# TASK STATEMENT:
Although the entries contain pictures, return everything else in them verbatim and omit the pictures.
START RECORDS FOR THE TASK
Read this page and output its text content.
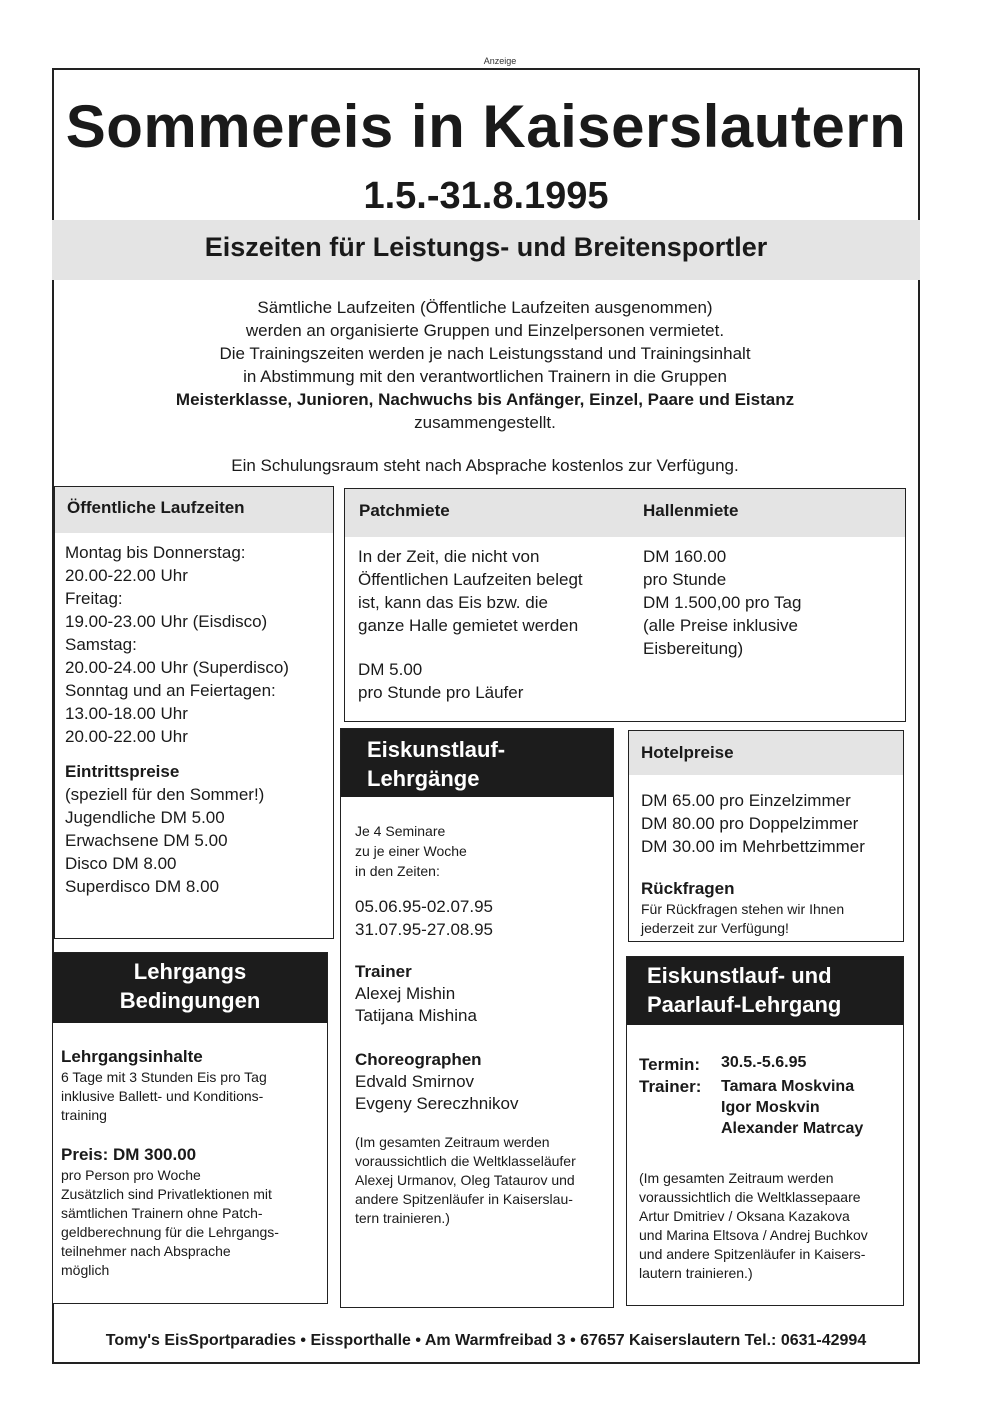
Anzeige
Sommereis in Kaiserslautern
1.5.-31.8.1995
Eiszeiten für Leistungs- und Breitensportler

Sämtliche Laufzeiten (Öffentliche Laufzeiten ausgenommen)

werden an organisierte Gruppen und Einzelpersonen vermietet.

Die Trainingszeiten werden je nach Leistungsstand und Trainingsinhalt

in Abstimmung mit den verantwortlichen Trainern in die Gruppen

Meisterklasse, Junioren, Nachwuchs bis Anfänger, Einzel, Paare und Eistanz

zusammengestellt.

Ein Schulungsraum steht nach Absprache kostenlos zur Verfügung.
Öffentliche Laufzeiten

Montag bis Donnerstag:

20.00-22.00 Uhr

Freitag:

19.00-23.00 Uhr (Eisdisco)

Samstag:

20.00-24.00 Uhr (Superdisco)

Sonntag und an Feiertagen:

13.00-18.00 Uhr

20.00-22.00 Uhr

Eintrittspreise

(speziell für den Sommer!)

Jugendliche DM 5.00

Erwachsene DM 5.00

Disco DM 8.00

Superdisco DM 8.00

Patchmiete	Hallenmiete

In der Zeit, die nicht von

Öffentlichen Laufzeiten belegt

ist, kann das Eis bzw. die

ganze Halle gemietet werden

DM 5.00

pro Stunde pro Läufer

DM 160.00

pro Stunde

DM 1.500,00 pro Tag

(alle Preise inklusive

Eisbereitung)

Lehrgangs
Bedingungen
Lehrgangsinhalte

6 Tage mit 3 Stunden Eis pro Tag

inklusive Ballett- und Konditions-

training

Preis: DM 300.00

pro Person pro Woche

Zusätzlich sind Privatlektionen mit

sämtlichen Trainern ohne Patch-

geldberechnung für die Lehrgangs-

teilnehmer nach Absprache

möglich

Eiskunstlauf-
Lehrgänge

Je 4 Seminare

zu je einer Woche

in den Zeiten:

05.06.95-02.07.95

31.07.95-27.08.95

Trainer

Alexej Mishin

Tatijana Mishina

Choreographen

Edvald Smirnov

Evgeny Sereczhnikov

(Im gesamten Zeitraum werden

voraussichtlich die Weltklasseläufer

Alexej Urmanov, Oleg Tataurov und

andere Spitzenläufer in Kaiserslau-

tern trainieren.)

Hotelpreise

DM 65.00 pro Einzelzimmer

DM 80.00 pro Doppelzimmer

DM 30.00 im Mehrbettzimmer

Rückfragen

Für Rückfragen stehen wir Ihnen

jederzeit zur Verfügung!

Eiskunstlauf- und
Paarlauf-Lehrgang
Termin: 30.5.-5.6.95
Trainer: Tamara Moskvina
Igor Moskvin
Alexander Matrcay

(Im gesamten Zeitraum werden

voraussichtlich die Weltklassepaare

Artur Dmitriev / Oksana Kazakova

und Marina Eltsova / Andrej Buchkov

und andere Spitzenläufer in Kaisers-

lautern trainieren.)

Tomy's EisSportparadies • Eissporthalle • Am Warmfreibad 3 • 67657 Kaiserslautern Tel.: 0631-42994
END RECORDS FOR THE TASK
# TASK ANSWER:
Read this page and output its text content.
Anzeige
Sommereis in Kaiserslautern
1.5.-31.8.1995
Eiszeiten für Leistungs- und Breitensportler

Sämtliche Laufzeiten (Öffentliche Laufzeiten ausgenommen)

werden an organisierte Gruppen und Einzelpersonen vermietet.

Die Trainingszeiten werden je nach Leistungsstand und Trainingsinhalt

in Abstimmung mit den verantwortlichen Trainern in die Gruppen

Meisterklasse, Junioren, Nachwuchs bis Anfänger, Einzel, Paare und Eistanz

zusammengestellt.

Ein Schulungsraum steht nach Absprache kostenlos zur Verfügung.
Öffentliche Laufzeiten

Montag bis Donnerstag:

20.00-22.00 Uhr

Freitag:

19.00-23.00 Uhr (Eisdisco)

Samstag:

20.00-24.00 Uhr (Superdisco)

Sonntag und an Feiertagen:

13.00-18.00 Uhr

20.00-22.00 Uhr

Eintrittspreise

(speziell für den Sommer!)

Jugendliche DM 5.00

Erwachsene DM 5.00

Disco DM 8.00

Superdisco DM 8.00

Patchmiete	Hallenmiete

In der Zeit, die nicht von

Öffentlichen Laufzeiten belegt

ist, kann das Eis bzw. die

ganze Halle gemietet werden

DM 5.00

pro Stunde pro Läufer

DM 160.00

pro Stunde

DM 1.500,00 pro Tag

(alle Preise inklusive

Eisbereitung)

Lehrgangs
Bedingungen
Lehrgangsinhalte

6 Tage mit 3 Stunden Eis pro Tag

inklusive Ballett- und Konditions-

training

Preis: DM 300.00

pro Person pro Woche

Zusätzlich sind Privatlektionen mit

sämtlichen Trainern ohne Patch-

geldberechnung für die Lehrgangs-

teilnehmer nach Absprache

möglich

Eiskunstlauf-
Lehrgänge

Je 4 Seminare

zu je einer Woche

in den Zeiten:

05.06.95-02.07.95

31.07.95-27.08.95

Trainer

Alexej Mishin

Tatijana Mishina

Choreographen

Edvald Smirnov

Evgeny Sereczhnikov

(Im gesamten Zeitraum werden

voraussichtlich die Weltklasseläufer

Alexej Urmanov, Oleg Tataurov und

andere Spitzenläufer in Kaiserslau-

tern trainieren.)

Hotelpreise

DM 65.00 pro Einzelzimmer

DM 80.00 pro Doppelzimmer

DM 30.00 im Mehrbettzimmer

Rückfragen

Für Rückfragen stehen wir Ihnen

jederzeit zur Verfügung!

Eiskunstlauf- und
Paarlauf-Lehrgang
Termin: 30.5.-5.6.95
Trainer: Tamara Moskvina
Igor Moskvin
Alexander Matrcay

(Im gesamten Zeitraum werden

voraussichtlich die Weltklassepaare

Artur Dmitriev / Oksana Kazakova

und Marina Eltsova / Andrej Buchkov

und andere Spitzenläufer in Kaisers-

lautern trainieren.)

Tomy's EisSportparadies • Eissporthalle • Am Warmfreibad 3 • 67657 Kaiserslautern Tel.: 0631-42994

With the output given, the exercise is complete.